Reply with one number: the count of lines in the data that hold the string "marks".

[Data records]

*****

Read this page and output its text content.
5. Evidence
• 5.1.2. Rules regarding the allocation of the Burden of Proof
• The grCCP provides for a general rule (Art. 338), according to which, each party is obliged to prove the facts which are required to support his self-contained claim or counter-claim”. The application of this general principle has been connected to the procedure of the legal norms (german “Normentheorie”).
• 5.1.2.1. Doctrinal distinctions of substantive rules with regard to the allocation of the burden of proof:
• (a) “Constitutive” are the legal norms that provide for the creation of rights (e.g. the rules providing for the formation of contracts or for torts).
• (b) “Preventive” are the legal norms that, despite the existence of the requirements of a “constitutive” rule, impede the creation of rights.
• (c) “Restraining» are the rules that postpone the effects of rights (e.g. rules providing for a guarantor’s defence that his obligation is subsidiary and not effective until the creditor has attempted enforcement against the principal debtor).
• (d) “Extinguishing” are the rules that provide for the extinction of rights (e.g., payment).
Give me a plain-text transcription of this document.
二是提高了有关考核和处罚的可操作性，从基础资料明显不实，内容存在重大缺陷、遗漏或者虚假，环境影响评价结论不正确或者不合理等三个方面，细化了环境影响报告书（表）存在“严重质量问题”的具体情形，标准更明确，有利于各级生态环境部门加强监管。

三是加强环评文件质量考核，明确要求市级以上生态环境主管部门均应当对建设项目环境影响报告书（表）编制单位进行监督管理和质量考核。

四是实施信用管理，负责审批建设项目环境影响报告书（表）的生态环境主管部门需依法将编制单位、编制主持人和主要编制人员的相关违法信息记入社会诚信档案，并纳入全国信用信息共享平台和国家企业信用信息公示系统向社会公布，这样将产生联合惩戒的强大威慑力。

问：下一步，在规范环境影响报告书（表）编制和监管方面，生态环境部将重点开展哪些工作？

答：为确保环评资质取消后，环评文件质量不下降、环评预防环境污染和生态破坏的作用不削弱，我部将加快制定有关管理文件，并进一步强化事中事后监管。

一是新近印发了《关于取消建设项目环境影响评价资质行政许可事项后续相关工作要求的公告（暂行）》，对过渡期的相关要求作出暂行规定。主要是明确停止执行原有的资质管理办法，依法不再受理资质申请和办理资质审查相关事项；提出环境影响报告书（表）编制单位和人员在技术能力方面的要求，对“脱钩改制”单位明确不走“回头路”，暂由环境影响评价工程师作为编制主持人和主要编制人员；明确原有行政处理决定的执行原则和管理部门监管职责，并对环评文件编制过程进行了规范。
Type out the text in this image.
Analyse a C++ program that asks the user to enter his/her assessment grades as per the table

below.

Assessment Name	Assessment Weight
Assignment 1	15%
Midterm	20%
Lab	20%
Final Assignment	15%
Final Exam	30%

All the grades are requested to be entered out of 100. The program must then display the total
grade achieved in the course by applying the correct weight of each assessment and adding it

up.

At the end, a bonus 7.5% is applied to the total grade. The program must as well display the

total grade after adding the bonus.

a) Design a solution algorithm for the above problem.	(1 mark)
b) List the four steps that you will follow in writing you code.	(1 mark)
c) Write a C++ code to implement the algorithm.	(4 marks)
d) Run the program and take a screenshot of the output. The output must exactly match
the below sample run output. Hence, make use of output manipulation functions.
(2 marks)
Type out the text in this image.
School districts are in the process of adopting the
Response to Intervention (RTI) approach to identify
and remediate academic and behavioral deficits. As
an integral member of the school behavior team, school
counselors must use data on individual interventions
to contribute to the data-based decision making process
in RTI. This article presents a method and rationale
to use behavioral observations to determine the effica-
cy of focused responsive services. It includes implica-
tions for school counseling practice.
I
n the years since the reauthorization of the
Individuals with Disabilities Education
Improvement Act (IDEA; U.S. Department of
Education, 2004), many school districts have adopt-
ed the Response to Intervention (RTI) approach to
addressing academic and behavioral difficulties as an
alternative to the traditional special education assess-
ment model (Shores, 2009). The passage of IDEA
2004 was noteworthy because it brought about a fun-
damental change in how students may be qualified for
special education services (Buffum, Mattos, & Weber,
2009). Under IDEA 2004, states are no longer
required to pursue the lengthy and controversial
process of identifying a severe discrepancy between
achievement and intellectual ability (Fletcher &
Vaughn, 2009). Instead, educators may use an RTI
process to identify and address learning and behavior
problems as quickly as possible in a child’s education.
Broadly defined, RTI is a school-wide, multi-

*****

§ Solution for this problem
2